Stated goal. Write the material out again exactly as it stands.

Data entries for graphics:
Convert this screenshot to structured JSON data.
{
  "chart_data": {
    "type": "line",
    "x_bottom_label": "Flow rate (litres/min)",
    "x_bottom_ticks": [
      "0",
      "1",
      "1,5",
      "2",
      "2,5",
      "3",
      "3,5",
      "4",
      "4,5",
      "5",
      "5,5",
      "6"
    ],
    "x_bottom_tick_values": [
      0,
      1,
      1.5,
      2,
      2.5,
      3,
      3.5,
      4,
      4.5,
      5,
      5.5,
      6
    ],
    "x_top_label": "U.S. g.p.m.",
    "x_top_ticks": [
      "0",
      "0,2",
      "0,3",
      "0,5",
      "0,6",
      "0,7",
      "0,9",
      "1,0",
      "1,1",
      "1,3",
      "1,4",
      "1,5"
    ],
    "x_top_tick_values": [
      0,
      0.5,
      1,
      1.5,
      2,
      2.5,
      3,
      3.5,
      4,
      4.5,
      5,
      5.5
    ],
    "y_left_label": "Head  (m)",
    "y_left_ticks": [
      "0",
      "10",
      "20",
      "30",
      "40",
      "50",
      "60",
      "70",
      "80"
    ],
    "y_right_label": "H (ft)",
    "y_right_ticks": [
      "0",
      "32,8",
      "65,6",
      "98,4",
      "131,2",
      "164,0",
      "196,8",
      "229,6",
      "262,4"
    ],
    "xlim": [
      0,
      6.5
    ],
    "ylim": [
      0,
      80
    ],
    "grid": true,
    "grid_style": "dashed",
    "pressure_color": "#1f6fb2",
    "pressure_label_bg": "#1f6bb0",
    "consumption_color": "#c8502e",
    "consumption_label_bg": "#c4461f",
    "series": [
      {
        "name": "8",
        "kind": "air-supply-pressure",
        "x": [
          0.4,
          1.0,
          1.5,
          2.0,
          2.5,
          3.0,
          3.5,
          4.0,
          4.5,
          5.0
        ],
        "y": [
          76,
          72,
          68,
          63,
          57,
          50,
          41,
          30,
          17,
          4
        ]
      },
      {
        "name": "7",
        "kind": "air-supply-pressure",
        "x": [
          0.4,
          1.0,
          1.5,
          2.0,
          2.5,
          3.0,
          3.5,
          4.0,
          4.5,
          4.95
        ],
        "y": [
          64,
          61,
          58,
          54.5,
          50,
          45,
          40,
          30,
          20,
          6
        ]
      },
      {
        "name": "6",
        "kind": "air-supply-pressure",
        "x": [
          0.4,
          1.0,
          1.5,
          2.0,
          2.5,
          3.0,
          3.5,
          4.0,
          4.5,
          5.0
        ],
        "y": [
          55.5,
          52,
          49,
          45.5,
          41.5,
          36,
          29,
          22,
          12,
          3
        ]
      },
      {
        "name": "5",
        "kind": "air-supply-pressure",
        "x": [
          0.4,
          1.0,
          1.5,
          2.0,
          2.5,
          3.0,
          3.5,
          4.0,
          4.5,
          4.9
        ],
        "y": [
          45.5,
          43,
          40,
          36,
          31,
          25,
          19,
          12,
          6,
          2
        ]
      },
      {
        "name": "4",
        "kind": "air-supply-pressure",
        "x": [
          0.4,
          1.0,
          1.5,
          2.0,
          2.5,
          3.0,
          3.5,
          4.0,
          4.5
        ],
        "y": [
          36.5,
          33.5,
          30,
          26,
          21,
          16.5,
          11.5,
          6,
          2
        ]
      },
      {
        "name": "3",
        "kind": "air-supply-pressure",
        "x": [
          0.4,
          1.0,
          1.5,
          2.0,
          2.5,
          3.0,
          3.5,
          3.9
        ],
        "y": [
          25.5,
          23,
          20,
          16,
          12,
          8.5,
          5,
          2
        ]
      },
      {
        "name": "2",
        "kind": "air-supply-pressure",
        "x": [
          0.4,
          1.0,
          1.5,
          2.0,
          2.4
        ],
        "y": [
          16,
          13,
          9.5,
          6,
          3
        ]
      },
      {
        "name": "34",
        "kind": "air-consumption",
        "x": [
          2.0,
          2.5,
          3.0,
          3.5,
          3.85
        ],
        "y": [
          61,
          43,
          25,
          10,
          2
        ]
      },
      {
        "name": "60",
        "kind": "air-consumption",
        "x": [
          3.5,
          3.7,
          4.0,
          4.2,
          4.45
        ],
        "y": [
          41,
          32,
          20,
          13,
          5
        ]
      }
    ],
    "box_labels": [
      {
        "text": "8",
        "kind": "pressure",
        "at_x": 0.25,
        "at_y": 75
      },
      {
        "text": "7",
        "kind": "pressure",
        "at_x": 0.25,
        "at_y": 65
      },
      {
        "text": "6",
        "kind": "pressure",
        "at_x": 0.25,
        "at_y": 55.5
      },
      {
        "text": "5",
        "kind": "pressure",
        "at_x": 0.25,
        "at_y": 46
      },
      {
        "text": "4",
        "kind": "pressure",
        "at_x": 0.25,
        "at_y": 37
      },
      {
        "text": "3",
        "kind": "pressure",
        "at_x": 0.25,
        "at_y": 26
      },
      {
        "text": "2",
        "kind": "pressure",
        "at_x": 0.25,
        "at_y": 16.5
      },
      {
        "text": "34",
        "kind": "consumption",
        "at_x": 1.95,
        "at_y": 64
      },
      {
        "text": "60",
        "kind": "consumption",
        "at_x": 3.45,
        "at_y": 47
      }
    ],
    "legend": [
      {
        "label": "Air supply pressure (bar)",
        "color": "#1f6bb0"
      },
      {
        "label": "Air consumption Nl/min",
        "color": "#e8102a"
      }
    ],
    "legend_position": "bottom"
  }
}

Expected answer.
Convert this screenshot to structured JSON data.
{
  "chart_data": {
    "type": "line",
    "x_bottom_label": "Flow rate (litres/min)",
    "x_bottom_ticks": [
      "0",
      "1",
      "1,5",
      "2",
      "2,5",
      "3",
      "3,5",
      "4",
      "4,5",
      "5",
      "5,5",
      "6"
    ],
    "x_bottom_tick_values": [
      0,
      1,
      1.5,
      2,
      2.5,
      3,
      3.5,
      4,
      4.5,
      5,
      5.5,
      6
    ],
    "x_top_label": "U.S. g.p.m.",
    "x_top_ticks": [
      "0",
      "0,2",
      "0,3",
      "0,5",
      "0,6",
      "0,7",
      "0,9",
      "1,0",
      "1,1",
      "1,3",
      "1,4",
      "1,5"
    ],
    "x_top_tick_values": [
      0,
      0.5,
      1,
      1.5,
      2,
      2.5,
      3,
      3.5,
      4,
      4.5,
      5,
      5.5
    ],
    "y_left_label": "Head  (m)",
    "y_left_ticks": [
      "0",
      "10",
      "20",
      "30",
      "40",
      "50",
      "60",
      "70",
      "80"
    ],
    "y_right_label": "H (ft)",
    "y_right_ticks": [
      "0",
      "32,8",
      "65,6",
      "98,4",
      "131,2",
      "164,0",
      "196,8",
      "229,6",
      "262,4"
    ],
    "xlim": [
      0,
      6.5
    ],
    "ylim": [
      0,
      80
    ],
    "grid": true,
    "grid_style": "dashed",
    "pressure_color": "#1f6fb2",
    "pressure_label_bg": "#1f6bb0",
    "consumption_color": "#c8502e",
    "consumption_label_bg": "#c4461f",
    "series": [
      {
        "name": "8",
        "kind": "air-supply-pressure",
        "x": [
          0.4,
          1.0,
          1.5,
          2.0,
          2.5,
          3.0,
          3.5,
          4.0,
          4.5,
          5.0
        ],
        "y": [
          76,
          72,
          68,
          63,
          57,
          50,
          41,
          30,
          17,
          4
        ]
      },
      {
        "name": "7",
        "kind": "air-supply-pressure",
        "x": [
          0.4,
          1.0,
          1.5,
          2.0,
          2.5,
          3.0,
          3.5,
          4.0,
          4.5,
          4.95
        ],
        "y": [
          64,
          61,
          58,
          54.5,
          50,
          45,
          40,
          30,
          20,
          6
        ]
      },
      {
        "name": "6",
        "kind": "air-supply-pressure",
        "x": [
          0.4,
          1.0,
          1.5,
          2.0,
          2.5,
          3.0,
          3.5,
          4.0,
          4.5,
          5.0
        ],
        "y": [
          55.5,
          52,
          49,
          45.5,
          41.5,
          36,
          29,
          22,
          12,
          3
        ]
      },
      {
        "name": "5",
        "kind": "air-supply-pressure",
        "x": [
          0.4,
          1.0,
          1.5,
          2.0,
          2.5,
          3.0,
          3.5,
          4.0,
          4.5,
          4.9
        ],
        "y": [
          45.5,
          43,
          40,
          36,
          31,
          25,
          19,
          12,
          6,
          2
        ]
      },
      {
        "name": "4",
        "kind": "air-supply-pressure",
        "x": [
          0.4,
          1.0,
          1.5,
          2.0,
          2.5,
          3.0,
          3.5,
          4.0,
          4.5
        ],
        "y": [
          36.5,
          33.5,
          30,
          26,
          21,
          16.5,
          11.5,
          6,
          2
        ]
      },
      {
        "name": "3",
        "kind": "air-supply-pressure",
        "x": [
          0.4,
          1.0,
          1.5,
          2.0,
          2.5,
          3.0,
          3.5,
          3.9
        ],
        "y": [
          25.5,
          23,
          20,
          16,
          12,
          8.5,
          5,
          2
        ]
      },
      {
        "name": "2",
        "kind": "air-supply-pressure",
        "x": [
          0.4,
          1.0,
          1.5,
          2.0,
          2.4
        ],
        "y": [
          16,
          13,
          9.5,
          6,
          3
        ]
      },
      {
        "name": "34",
        "kind": "air-consumption",
        "x": [
          2.0,
          2.5,
          3.0,
          3.5,
          3.85
        ],
        "y": [
          61,
          43,
          25,
          10,
          2
        ]
      },
      {
        "name": "60",
        "kind": "air-consumption",
        "x": [
          3.5,
          3.7,
          4.0,
          4.2,
          4.45
        ],
        "y": [
          41,
          32,
          20,
          13,
          5
        ]
      }
    ],
    "box_labels": [
      {
        "text": "8",
        "kind": "pressure",
        "at_x": 0.25,
        "at_y": 75
      },
      {
        "text": "7",
        "kind": "pressure",
        "at_x": 0.25,
        "at_y": 65
      },
      {
        "text": "6",
        "kind": "pressure",
        "at_x": 0.25,
        "at_y": 55.5
      },
      {
        "text": "5",
        "kind": "pressure",
        "at_x": 0.25,
        "at_y": 46
      },
      {
        "text": "4",
        "kind": "pressure",
        "at_x": 0.25,
        "at_y": 37
      },
      {
        "text": "3",
        "kind": "pressure",
        "at_x": 0.25,
        "at_y": 26
      },
      {
        "text": "2",
        "kind": "pressure",
        "at_x": 0.25,
        "at_y": 16.5
      },
      {
        "text": "34",
        "kind": "consumption",
        "at_x": 1.95,
        "at_y": 64
      },
      {
        "text": "60",
        "kind": "consumption",
        "at_x": 3.45,
        "at_y": 47
      }
    ],
    "legend": [
      {
        "label": "Air supply pressure (bar)",
        "color": "#1f6bb0"
      },
      {
        "label": "Air consumption Nl/min",
        "color": "#e8102a"
      }
    ],
    "legend_position": "bottom"
  }
}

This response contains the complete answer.